● Set problem: Tally the lines with the word "Arrival" and report the number alone.

====== Material provided ======

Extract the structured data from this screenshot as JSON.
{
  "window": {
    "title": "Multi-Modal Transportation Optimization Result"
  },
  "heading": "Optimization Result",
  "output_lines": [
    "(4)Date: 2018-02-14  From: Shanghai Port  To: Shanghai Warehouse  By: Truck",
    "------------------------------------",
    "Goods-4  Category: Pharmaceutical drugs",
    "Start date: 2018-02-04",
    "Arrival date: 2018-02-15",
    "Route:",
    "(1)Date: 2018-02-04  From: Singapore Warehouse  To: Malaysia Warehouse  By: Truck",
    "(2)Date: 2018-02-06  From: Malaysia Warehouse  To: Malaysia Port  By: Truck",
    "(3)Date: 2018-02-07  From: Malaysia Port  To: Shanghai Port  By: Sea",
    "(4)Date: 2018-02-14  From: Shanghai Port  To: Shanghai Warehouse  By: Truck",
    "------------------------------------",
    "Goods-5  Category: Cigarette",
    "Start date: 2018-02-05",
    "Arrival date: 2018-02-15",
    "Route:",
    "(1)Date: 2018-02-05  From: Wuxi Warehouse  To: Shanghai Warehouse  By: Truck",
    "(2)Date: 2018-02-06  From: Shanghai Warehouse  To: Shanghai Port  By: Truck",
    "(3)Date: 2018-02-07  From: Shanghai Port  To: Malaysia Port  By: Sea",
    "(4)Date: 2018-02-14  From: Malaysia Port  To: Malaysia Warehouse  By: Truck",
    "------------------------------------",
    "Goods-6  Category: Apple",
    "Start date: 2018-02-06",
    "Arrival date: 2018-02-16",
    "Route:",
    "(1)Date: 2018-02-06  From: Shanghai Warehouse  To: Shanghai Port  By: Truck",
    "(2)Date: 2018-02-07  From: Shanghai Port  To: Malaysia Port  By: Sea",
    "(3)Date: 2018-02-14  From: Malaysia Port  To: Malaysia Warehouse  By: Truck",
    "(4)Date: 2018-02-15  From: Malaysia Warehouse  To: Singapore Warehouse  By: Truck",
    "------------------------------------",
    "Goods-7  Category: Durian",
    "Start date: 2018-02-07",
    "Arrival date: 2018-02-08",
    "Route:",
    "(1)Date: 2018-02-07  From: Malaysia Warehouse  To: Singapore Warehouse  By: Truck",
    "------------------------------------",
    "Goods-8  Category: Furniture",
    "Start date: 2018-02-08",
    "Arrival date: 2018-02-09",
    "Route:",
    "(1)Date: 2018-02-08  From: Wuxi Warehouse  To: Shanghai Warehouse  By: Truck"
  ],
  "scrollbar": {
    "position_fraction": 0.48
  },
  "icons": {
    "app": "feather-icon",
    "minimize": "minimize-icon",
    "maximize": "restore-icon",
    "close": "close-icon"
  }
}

======

● Answer below: 5